* start PASSAGE *

Thursday, April 22, 2010

Counterfactual of the Week

The NFL Draft is on tonight, will turn to watch the rest of the first round once the Penguins build up an insurmountable lead. Actually, it wouldn't shock me if Ottawa won this game. They had their best games those first two in the Igloo.

But I want to raise an alternative reality. What if the Indianapolis Colts had selected Ryan Leaf first overall in 1998 rather than Peyton Manning? The Colts are, in a de facto sense, my NFL team. But I don't compete in any "fantasy" football pools. Hence, unlike in hockey, I can have a team to follow, so to speak. I'm really just an overall observer of the NFL, but if I have a team, its the Colts. Even liked them when they were in Baltimore, as they were when I began to watch the NFL when I was a kid. When Bert Jones was under center (American sport, so I'll use the American spelling). Before he bolted in free agency to the LA Rams, and his career came to a quick end.

I even liked his Dad Archie. One of the first Sports Illustrated magazines I collected as a kid had a feature on Archie, during the bleak years of the 'Aints. It was difficult, though, to see those 'Aints beat the Colts back in February.

And what of the cannon-armed Ryan Leaf? I remember being in Seattle during his heyday with the Washington St Cougars -- they were playing the hated Huskies. After his glorious career with the Super Chargers, he finally quit football a few years later. Tried coaching in college, which didn't go well. Last I heard, he was doing 10 months probation for burglary and cocaine possession.

But as a senilic Cliff Fletcher once opined so eloquently, "Draft Schmaft".

Sunday, April 18, 2010

The Summer of 609

It had been an infernal summer. A 65 cent dollar, scraping together a living in the bunghole of the anachronism that was the "Garden State". The death throes of a doomed and misguided relationship (what happens in Vancouver should stay in Vancouver). Left behind in the Santa's Village of the Ivy League Museum. Suspended in time, surrounded by a suburban swell of endless asphalt and indistinguishable strip malls. That summer, Dubya didn't drop into the Starbucks like Clinton did on his post-impeachment farewell tour. But you bumped into Russell Crowe all over the place, usually while he was telling his privileged undergraduate fans to fuck off between takes of the edifying John Nash story. We used to eat lunch at a table across from that bird, and I can tell you that there was nothing edifying about watching him eat.

What a stinking summer.

Taking care of the cat, and other domestic delicacies. Crisis, what crisis? after Crisis, what Crisis? But all I clearly remember is the stupefying heat, and the nocturnal cacaphony of those fucking insects. The ones you hear when Tony Soprano is swimming in his backyard pool at night. I'll never forget that soul sucking sound. It was as if a million night hags were having their Kafka highs simultaneously. At least I had a few weeks to get drunk while she was out of town. Go over to the omnipresent TGI Friday's/Applebees/Chili's franchise and get into the Yuengling for as long as my 65 cent dollar would hold out.

What a stinking summer.

* end PASSAGE *

OBJECTIVES –
#1 According to the blog excerpt, which NFL team does the writer consider, in a de facto sense, to be their team?
#2 Repeat the portion of the blog excerpt starting at "Taking care of" and ending at "would hold out.".

* start PROVIDED DATA *

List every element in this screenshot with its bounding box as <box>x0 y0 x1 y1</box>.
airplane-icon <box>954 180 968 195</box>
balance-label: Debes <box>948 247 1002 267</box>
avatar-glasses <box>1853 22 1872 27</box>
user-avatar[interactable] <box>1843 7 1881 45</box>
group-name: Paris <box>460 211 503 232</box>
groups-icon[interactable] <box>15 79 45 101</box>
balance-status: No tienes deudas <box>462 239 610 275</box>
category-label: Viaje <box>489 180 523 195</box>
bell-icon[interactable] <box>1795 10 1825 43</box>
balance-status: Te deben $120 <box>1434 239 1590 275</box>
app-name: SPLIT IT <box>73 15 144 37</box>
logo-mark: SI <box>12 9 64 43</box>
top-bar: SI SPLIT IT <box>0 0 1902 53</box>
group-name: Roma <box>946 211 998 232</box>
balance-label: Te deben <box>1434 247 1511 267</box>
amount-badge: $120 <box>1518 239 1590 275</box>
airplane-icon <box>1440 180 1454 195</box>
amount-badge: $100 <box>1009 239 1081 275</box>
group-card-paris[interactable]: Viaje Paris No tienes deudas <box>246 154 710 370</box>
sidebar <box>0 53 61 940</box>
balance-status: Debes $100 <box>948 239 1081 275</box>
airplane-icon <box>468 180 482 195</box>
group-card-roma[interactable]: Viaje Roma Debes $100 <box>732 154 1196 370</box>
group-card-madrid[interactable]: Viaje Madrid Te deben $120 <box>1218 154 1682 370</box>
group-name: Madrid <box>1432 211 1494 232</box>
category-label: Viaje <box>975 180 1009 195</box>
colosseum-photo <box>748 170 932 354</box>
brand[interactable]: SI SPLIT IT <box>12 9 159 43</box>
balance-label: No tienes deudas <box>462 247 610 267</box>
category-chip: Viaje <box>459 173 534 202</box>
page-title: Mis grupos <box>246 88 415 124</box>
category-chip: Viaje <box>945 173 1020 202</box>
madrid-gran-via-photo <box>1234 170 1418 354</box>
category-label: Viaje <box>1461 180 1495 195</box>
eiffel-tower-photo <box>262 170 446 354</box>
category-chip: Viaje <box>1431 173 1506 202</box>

* end PROVIDED DATA *

SOLUTIONS TO THE TASKS –
#1 The Indianapolis Colts.

#2
Taking care of the cat, and other domestic delicacies. Crisis, what crisis? after Crisis, what Crisis? But all I clearly remember is the stupefying heat, and the nocturnal cacaphony of those fucking insects. The ones you hear when Tony Soprano is swimming in his backyard pool at night. I'll never forget that soul sucking sound. It was as if a million night hags were having their Kafka highs simultaneously. At least I had a few weeks to get drunk while she was out of town. Go over to the omnipresent TGI Friday's/Applebees/Chili's franchise and get into the Yuengling for as long as my 65 cent dollar would hold out.